▶ Your task
Gather all lines in the records below that include the word "USDJPY".

▶ Given entries
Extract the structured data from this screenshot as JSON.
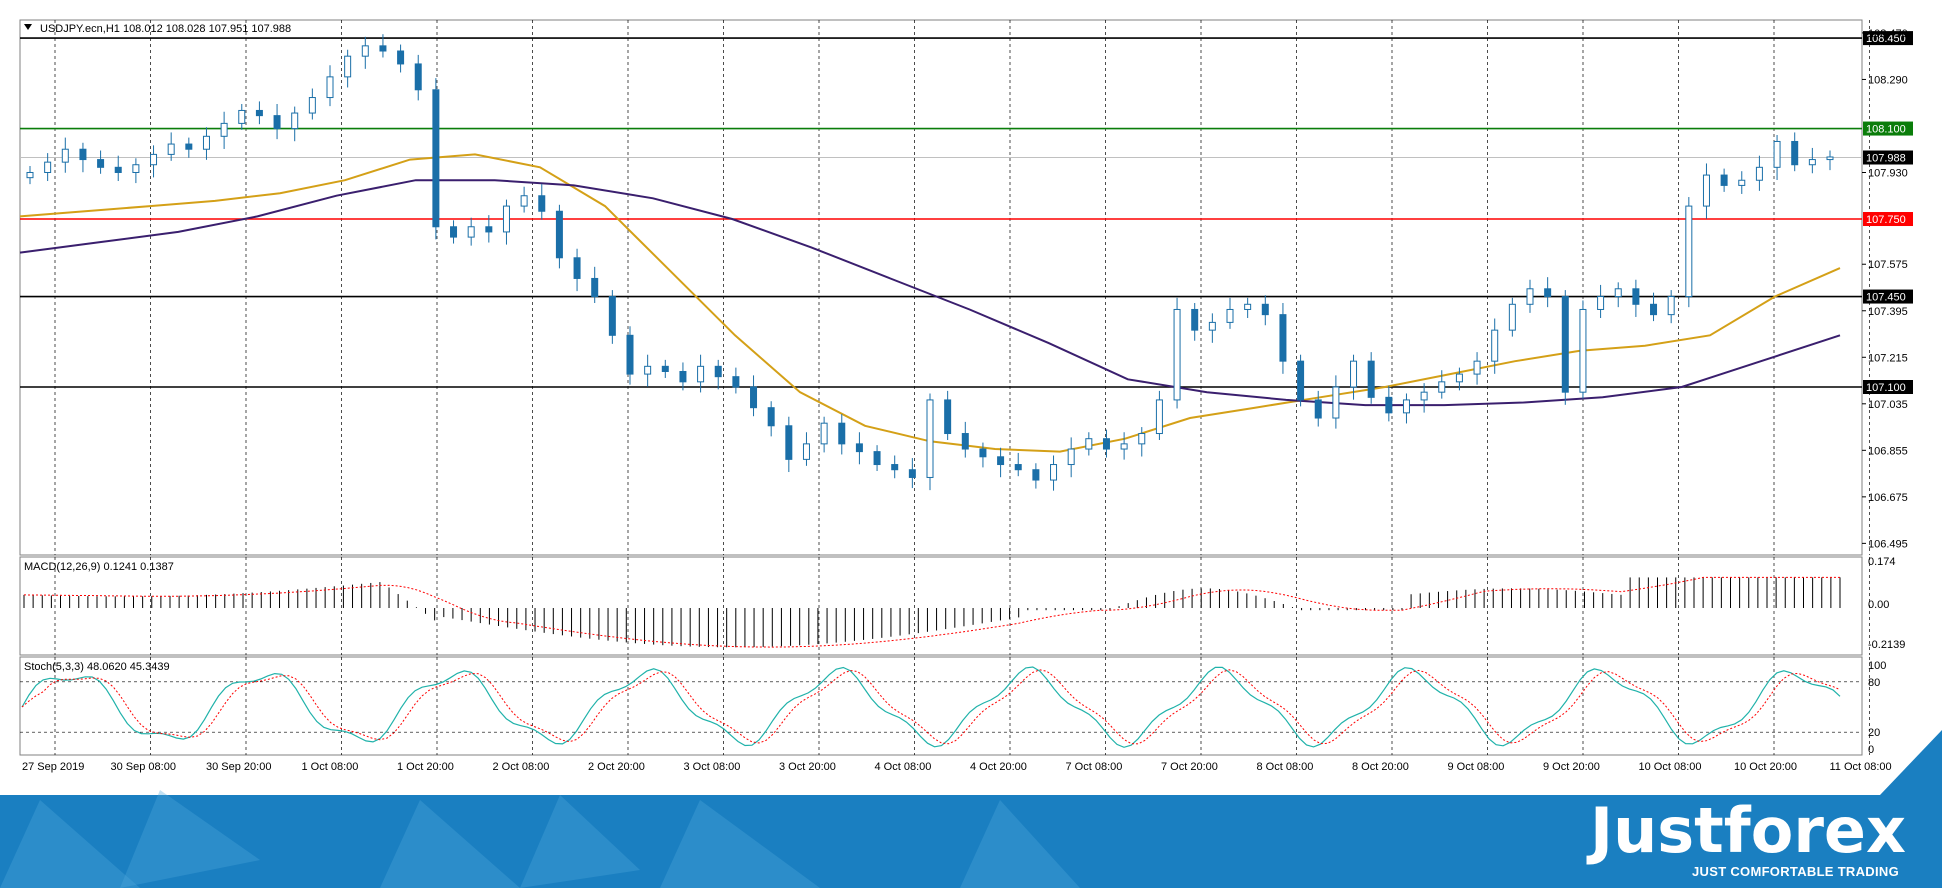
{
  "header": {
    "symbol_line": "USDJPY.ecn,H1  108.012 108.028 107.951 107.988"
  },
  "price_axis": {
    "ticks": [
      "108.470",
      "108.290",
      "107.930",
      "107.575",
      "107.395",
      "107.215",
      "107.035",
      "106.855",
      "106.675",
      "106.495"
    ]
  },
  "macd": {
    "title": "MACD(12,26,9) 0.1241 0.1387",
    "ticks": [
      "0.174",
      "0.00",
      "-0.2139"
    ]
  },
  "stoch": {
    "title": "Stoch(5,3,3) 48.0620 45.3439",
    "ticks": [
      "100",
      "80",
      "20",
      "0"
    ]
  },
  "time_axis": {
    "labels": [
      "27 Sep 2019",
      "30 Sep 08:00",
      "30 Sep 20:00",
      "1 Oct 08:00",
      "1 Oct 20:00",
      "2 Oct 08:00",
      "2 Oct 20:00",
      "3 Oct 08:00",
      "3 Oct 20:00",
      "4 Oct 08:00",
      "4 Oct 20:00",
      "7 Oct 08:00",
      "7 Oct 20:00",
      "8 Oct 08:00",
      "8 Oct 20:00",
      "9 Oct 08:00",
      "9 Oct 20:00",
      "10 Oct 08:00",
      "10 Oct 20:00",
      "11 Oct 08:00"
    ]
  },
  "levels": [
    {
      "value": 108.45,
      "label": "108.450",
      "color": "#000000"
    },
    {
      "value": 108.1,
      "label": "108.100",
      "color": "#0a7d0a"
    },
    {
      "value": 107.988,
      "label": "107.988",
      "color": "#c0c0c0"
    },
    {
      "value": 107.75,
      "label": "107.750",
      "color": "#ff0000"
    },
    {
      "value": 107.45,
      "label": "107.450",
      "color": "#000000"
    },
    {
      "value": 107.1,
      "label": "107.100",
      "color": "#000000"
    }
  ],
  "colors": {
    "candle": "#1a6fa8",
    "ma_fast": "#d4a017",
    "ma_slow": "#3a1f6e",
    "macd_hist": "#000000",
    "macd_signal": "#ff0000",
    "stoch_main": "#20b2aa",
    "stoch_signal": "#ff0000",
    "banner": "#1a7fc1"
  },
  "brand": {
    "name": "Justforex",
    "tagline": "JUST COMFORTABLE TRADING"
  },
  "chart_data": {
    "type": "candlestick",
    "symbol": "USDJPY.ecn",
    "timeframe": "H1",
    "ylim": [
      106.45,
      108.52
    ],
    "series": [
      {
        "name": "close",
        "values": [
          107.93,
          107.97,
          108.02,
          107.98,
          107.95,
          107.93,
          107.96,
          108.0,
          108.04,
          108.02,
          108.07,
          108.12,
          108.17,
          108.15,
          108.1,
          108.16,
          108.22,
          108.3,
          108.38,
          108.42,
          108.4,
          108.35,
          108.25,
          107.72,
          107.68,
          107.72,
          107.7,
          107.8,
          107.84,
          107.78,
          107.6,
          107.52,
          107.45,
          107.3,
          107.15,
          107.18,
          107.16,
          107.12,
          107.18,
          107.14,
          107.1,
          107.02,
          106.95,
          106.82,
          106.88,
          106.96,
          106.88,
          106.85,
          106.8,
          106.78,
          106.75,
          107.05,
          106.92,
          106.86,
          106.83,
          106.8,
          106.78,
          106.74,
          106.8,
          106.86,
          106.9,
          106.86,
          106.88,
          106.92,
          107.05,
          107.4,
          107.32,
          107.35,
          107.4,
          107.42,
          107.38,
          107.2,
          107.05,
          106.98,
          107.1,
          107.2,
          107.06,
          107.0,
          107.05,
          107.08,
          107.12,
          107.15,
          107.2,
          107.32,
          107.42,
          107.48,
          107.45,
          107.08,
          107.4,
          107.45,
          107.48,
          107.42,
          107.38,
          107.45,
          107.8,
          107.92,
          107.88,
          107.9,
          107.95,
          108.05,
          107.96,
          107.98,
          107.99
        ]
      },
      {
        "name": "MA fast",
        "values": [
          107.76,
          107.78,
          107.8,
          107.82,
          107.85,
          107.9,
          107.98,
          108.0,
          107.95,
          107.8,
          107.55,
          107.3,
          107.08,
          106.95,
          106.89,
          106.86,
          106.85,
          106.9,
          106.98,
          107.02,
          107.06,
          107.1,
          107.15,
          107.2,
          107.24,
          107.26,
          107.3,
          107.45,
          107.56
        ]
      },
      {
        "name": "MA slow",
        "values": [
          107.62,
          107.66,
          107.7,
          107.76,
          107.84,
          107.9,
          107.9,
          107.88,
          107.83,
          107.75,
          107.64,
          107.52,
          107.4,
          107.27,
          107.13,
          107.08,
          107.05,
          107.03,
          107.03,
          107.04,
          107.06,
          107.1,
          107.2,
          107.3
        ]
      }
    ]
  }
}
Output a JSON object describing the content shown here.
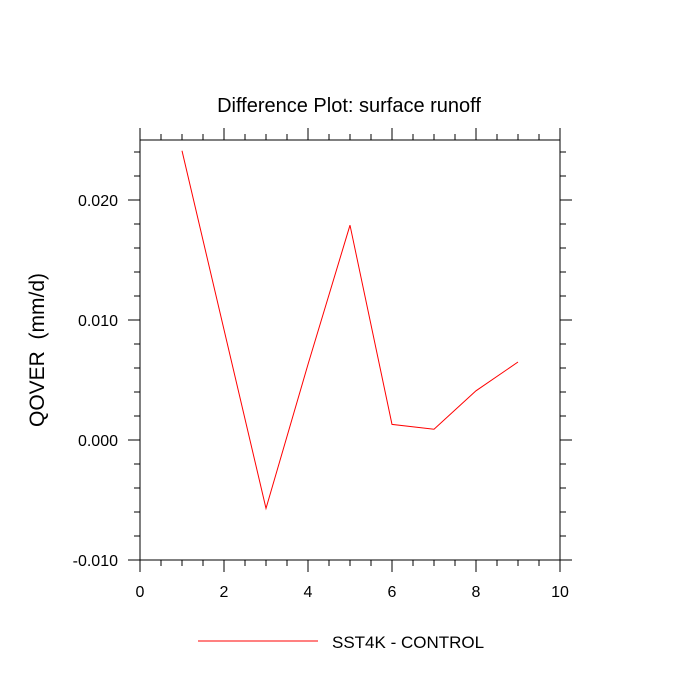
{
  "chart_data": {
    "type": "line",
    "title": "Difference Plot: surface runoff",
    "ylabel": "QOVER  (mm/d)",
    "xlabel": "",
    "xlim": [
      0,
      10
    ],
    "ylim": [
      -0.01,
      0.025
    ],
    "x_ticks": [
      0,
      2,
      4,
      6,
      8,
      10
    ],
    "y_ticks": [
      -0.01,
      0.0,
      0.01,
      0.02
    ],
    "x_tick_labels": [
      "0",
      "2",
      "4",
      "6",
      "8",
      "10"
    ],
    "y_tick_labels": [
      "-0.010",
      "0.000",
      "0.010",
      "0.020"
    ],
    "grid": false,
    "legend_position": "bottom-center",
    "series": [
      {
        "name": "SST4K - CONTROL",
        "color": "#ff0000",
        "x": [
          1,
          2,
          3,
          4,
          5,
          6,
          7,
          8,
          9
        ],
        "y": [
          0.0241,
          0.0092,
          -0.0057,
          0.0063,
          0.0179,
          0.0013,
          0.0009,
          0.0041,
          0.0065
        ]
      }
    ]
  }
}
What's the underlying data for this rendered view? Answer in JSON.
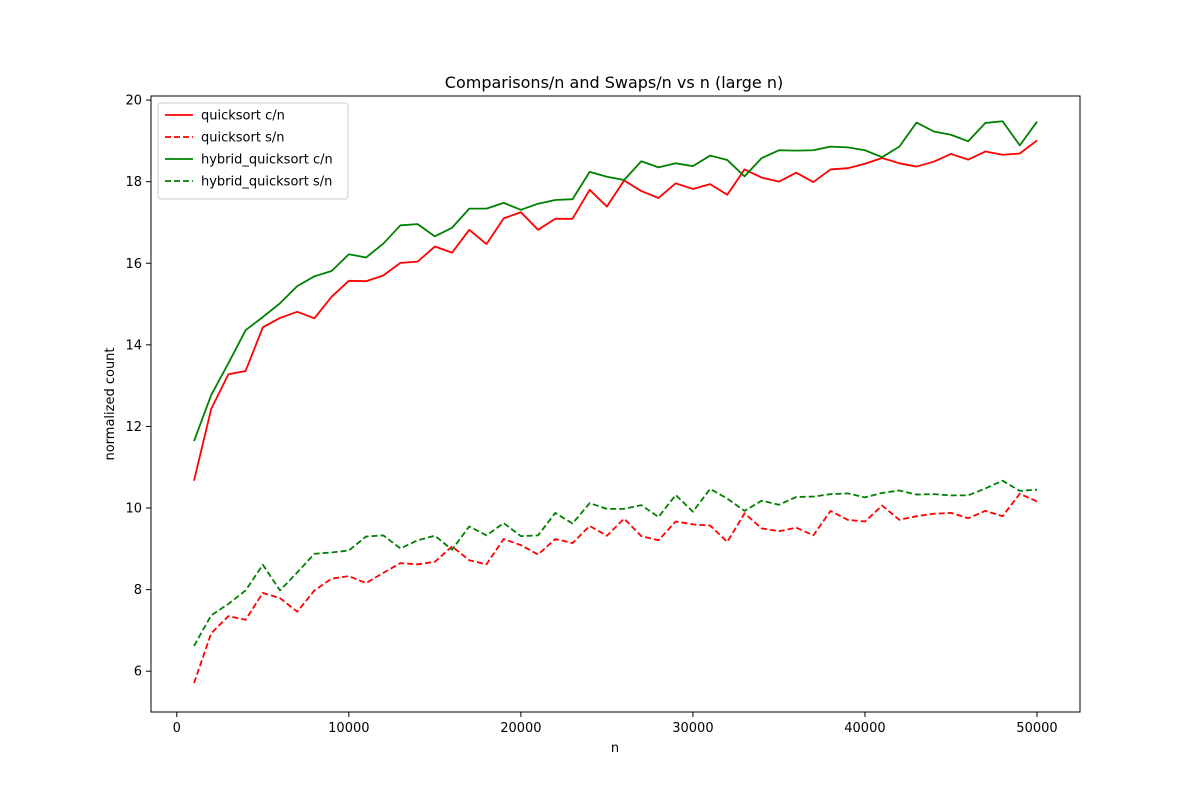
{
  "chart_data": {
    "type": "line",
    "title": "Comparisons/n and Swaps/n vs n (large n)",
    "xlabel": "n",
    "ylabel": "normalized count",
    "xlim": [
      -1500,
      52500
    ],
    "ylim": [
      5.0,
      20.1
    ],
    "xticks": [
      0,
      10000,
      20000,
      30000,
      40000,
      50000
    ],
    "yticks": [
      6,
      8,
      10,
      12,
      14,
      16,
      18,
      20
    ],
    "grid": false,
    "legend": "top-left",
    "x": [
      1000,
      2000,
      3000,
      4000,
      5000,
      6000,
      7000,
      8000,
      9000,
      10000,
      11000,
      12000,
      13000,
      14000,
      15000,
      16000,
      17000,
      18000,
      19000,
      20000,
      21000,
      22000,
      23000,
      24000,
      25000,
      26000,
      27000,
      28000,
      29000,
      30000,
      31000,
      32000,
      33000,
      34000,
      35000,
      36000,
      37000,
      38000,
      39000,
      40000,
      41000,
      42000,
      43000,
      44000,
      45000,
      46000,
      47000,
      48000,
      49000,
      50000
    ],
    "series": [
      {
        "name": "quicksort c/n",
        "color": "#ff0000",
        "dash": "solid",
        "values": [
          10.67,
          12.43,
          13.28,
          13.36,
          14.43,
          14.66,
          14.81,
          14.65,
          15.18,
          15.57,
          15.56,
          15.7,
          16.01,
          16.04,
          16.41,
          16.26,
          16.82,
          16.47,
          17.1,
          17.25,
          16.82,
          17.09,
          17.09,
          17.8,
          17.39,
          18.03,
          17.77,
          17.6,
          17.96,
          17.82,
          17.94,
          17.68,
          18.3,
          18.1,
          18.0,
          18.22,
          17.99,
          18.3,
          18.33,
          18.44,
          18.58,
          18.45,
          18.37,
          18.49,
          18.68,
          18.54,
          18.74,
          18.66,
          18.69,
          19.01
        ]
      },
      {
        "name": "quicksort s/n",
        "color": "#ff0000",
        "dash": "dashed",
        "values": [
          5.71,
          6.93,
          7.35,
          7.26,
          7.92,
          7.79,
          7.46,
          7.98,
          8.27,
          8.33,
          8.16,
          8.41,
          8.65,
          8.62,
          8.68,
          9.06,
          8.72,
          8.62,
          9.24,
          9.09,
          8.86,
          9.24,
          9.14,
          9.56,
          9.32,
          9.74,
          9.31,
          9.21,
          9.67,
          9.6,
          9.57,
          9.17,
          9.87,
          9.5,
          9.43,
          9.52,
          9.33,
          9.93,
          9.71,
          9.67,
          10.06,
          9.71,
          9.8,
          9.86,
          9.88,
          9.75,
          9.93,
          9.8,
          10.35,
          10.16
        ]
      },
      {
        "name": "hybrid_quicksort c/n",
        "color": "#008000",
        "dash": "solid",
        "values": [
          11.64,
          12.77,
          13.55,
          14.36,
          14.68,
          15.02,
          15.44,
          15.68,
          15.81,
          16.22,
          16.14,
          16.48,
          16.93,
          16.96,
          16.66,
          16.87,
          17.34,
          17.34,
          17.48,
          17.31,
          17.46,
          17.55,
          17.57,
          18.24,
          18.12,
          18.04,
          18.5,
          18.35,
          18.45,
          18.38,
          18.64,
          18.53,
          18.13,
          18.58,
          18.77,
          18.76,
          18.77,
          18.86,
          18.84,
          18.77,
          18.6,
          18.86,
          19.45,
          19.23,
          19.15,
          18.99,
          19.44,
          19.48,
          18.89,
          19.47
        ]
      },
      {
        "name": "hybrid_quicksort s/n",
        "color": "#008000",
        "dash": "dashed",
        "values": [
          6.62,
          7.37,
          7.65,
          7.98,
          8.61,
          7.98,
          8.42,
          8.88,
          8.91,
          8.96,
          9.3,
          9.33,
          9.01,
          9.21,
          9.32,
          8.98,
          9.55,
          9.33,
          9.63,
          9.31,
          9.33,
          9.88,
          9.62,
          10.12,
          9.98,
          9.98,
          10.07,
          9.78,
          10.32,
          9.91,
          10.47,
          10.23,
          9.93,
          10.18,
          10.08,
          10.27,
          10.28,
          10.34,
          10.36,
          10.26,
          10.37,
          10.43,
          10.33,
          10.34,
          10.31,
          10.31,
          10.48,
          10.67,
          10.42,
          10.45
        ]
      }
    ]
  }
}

▶ Exercise result
    "symbol_line": "USDJPY.ecn,H1  108.012 108.028 107.951 107.988"
    "symbol": "USDJPY.ecn",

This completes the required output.